> **WRITTEN EXERCISE**
Find the string "this" and gather every line that holds it.

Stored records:
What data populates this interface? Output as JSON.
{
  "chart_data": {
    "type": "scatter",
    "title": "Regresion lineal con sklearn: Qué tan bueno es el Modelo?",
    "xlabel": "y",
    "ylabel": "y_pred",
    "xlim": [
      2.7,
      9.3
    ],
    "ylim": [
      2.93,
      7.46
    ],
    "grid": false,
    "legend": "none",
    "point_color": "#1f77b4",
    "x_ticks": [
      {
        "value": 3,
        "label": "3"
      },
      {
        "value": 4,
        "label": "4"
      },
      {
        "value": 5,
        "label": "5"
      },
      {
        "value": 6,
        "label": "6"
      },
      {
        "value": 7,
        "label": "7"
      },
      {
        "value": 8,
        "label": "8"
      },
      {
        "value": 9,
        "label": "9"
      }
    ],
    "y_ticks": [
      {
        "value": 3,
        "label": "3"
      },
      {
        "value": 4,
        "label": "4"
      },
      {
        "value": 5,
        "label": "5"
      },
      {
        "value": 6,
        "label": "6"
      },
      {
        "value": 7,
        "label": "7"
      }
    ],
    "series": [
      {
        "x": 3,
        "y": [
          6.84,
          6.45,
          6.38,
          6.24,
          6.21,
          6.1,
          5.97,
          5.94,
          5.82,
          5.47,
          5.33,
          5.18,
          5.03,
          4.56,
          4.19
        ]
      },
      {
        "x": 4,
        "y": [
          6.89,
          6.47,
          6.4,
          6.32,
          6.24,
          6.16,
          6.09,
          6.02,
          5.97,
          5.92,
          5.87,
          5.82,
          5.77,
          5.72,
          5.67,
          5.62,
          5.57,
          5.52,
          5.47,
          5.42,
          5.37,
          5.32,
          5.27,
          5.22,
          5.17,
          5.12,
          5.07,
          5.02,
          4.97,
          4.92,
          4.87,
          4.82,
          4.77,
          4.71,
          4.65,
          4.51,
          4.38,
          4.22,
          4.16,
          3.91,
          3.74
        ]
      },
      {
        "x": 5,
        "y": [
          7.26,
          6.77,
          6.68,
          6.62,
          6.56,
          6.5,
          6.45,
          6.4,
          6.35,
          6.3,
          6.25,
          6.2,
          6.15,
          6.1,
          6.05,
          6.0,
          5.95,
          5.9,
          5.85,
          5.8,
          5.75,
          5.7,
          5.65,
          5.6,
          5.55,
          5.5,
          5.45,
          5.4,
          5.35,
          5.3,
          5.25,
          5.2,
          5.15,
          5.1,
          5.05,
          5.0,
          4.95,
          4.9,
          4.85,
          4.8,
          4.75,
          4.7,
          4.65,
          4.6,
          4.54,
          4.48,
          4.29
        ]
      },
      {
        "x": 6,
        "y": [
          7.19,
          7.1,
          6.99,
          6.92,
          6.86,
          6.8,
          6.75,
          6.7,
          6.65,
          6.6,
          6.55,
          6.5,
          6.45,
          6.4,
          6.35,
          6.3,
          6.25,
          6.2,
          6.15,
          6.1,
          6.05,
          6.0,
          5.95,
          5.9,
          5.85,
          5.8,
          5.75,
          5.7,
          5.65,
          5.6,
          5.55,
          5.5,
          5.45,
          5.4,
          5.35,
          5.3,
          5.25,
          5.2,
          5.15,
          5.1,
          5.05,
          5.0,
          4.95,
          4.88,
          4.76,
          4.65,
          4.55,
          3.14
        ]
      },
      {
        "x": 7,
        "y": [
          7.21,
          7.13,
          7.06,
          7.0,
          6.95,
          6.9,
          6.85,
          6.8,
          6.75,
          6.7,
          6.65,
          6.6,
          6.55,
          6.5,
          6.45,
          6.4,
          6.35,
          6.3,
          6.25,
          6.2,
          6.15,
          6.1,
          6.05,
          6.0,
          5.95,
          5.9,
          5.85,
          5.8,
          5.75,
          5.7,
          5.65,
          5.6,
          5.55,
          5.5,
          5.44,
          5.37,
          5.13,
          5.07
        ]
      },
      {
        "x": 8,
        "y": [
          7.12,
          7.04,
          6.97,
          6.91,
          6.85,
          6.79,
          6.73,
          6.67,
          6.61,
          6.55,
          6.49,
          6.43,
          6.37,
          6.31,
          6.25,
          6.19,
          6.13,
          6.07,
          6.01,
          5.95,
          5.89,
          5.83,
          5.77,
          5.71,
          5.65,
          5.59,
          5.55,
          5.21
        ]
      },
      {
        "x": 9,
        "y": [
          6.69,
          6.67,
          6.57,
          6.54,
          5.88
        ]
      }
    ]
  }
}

...

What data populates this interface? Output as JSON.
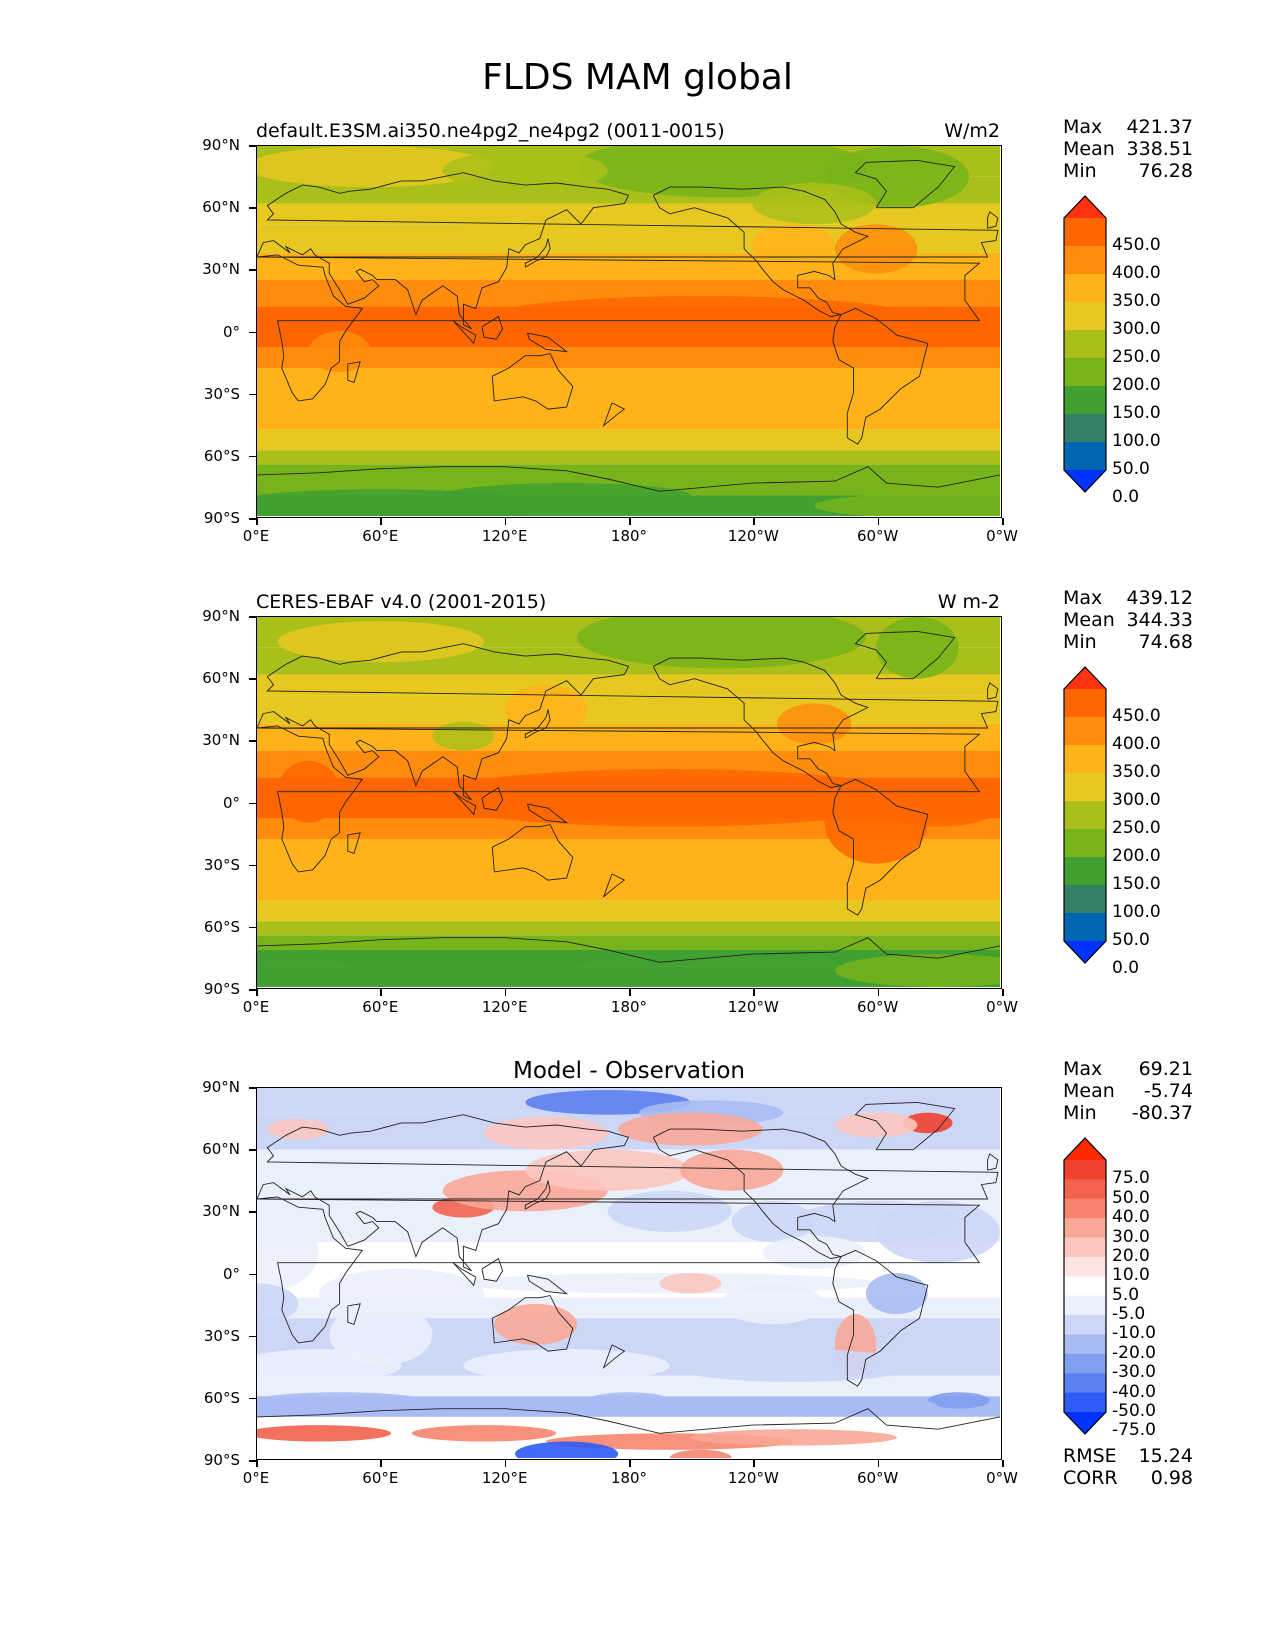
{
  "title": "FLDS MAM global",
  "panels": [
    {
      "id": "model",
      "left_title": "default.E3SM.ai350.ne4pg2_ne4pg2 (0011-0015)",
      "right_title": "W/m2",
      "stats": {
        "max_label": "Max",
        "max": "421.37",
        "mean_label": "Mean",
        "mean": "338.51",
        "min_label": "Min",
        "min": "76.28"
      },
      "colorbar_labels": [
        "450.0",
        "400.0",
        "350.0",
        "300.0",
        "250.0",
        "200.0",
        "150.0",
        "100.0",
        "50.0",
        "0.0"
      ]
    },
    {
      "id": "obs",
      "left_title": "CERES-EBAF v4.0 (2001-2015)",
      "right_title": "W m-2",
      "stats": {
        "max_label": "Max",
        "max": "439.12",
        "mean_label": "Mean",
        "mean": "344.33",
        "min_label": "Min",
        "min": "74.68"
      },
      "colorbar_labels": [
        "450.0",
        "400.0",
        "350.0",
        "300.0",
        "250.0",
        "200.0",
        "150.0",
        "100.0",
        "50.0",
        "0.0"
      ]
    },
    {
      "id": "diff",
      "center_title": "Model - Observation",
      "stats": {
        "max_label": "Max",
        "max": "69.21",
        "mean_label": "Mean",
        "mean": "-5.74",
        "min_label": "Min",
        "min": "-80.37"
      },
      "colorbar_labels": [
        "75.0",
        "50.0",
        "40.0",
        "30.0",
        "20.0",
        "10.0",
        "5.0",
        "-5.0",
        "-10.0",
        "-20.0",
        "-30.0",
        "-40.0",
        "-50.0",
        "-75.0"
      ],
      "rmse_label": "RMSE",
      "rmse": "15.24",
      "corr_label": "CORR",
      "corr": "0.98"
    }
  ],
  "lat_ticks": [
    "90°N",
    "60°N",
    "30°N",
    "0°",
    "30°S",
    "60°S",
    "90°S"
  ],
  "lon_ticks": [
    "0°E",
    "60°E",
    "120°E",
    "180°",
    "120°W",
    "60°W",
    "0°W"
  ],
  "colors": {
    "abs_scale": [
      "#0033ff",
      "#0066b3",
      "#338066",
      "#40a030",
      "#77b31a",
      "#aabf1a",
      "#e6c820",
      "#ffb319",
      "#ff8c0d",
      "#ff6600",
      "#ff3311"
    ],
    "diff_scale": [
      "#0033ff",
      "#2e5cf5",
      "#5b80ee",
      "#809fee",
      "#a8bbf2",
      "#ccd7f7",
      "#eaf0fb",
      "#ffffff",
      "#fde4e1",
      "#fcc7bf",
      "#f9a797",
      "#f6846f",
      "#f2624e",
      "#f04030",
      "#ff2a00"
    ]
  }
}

---

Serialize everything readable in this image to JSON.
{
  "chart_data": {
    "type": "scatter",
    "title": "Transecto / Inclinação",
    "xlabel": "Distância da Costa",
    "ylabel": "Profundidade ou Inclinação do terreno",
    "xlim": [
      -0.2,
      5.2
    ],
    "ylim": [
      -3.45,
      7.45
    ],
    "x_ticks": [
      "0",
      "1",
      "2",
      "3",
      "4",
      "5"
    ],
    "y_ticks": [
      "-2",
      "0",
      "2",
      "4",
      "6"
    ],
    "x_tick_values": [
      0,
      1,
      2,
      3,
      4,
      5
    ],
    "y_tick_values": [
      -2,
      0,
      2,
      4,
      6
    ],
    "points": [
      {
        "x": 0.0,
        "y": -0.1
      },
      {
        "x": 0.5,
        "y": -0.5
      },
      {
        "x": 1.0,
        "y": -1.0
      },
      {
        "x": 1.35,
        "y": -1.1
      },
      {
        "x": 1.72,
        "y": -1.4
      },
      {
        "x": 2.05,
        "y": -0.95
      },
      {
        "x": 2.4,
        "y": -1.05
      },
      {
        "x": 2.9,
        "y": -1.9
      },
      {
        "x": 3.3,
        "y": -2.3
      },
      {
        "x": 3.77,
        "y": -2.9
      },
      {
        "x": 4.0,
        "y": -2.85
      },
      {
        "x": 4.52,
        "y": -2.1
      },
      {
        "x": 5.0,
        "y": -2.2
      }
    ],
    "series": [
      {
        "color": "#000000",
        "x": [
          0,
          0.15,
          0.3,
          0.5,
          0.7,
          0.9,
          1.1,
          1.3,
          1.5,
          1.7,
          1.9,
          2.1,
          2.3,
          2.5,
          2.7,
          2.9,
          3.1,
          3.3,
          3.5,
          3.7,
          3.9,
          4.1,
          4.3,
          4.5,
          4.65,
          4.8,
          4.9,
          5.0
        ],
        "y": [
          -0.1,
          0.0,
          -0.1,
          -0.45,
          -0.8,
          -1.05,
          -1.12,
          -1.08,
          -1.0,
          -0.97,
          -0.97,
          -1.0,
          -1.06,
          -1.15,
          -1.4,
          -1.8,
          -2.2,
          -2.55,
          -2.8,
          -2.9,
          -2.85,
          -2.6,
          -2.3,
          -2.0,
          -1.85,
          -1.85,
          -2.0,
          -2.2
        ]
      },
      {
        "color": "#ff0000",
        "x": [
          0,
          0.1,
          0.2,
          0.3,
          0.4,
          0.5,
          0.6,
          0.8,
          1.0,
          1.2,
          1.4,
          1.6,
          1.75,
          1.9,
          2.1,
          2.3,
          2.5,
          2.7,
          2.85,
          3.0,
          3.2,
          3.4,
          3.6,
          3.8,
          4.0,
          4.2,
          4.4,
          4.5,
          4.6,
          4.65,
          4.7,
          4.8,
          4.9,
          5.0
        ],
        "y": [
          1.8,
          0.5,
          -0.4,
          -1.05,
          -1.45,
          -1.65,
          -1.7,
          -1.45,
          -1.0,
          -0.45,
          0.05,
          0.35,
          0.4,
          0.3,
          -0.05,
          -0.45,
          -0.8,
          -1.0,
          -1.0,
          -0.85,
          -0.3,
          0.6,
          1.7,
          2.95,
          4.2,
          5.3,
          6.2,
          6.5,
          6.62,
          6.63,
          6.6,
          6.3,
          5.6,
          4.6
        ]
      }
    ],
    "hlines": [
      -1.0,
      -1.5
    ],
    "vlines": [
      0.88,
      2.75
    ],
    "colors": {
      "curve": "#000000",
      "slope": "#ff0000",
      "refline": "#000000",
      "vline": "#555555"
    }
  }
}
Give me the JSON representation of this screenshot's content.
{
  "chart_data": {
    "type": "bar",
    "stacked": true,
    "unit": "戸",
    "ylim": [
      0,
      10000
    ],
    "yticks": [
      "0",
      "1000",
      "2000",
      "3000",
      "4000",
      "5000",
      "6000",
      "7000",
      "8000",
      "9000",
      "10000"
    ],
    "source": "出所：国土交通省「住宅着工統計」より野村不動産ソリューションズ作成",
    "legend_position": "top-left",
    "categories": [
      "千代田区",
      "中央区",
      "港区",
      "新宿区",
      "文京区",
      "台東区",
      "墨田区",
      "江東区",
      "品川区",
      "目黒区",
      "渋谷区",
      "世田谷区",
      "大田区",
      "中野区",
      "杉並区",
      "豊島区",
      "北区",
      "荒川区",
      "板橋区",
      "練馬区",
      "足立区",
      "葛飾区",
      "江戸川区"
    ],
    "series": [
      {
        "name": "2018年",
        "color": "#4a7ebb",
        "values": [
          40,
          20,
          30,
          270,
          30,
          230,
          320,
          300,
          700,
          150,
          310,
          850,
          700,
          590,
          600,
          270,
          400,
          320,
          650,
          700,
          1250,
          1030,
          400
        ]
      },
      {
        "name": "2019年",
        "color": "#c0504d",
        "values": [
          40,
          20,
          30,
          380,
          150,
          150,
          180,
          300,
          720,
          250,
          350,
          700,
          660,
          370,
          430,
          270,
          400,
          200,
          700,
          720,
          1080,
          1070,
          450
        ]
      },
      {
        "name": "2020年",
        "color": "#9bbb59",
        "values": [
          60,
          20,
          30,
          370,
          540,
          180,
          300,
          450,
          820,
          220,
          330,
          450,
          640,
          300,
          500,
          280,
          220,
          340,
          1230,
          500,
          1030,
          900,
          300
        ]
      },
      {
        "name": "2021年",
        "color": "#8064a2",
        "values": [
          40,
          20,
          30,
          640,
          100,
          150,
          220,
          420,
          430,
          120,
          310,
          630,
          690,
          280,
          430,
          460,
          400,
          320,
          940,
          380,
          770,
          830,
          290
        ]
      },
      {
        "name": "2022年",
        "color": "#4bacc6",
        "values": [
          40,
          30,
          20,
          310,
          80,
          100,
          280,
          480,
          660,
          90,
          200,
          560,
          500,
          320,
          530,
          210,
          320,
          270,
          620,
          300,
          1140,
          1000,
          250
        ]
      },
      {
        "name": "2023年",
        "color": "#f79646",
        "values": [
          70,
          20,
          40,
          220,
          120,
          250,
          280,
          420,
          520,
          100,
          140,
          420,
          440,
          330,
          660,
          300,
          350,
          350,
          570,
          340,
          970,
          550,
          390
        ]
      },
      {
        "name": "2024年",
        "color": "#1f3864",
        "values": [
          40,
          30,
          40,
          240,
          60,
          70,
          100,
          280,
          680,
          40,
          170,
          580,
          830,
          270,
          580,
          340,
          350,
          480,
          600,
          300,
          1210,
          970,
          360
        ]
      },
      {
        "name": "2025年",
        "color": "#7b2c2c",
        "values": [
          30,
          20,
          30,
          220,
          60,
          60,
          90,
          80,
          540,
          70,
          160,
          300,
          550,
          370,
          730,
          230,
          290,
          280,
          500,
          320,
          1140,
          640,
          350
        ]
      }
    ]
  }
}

> **ANSWER TO THE EXERCISE**
What data populates this interface? Output as JSON.
What data populates this interface? Output as JSON.
Serialize everything readable in this image to JSON.
Give me the JSON representation of this screenshot's content.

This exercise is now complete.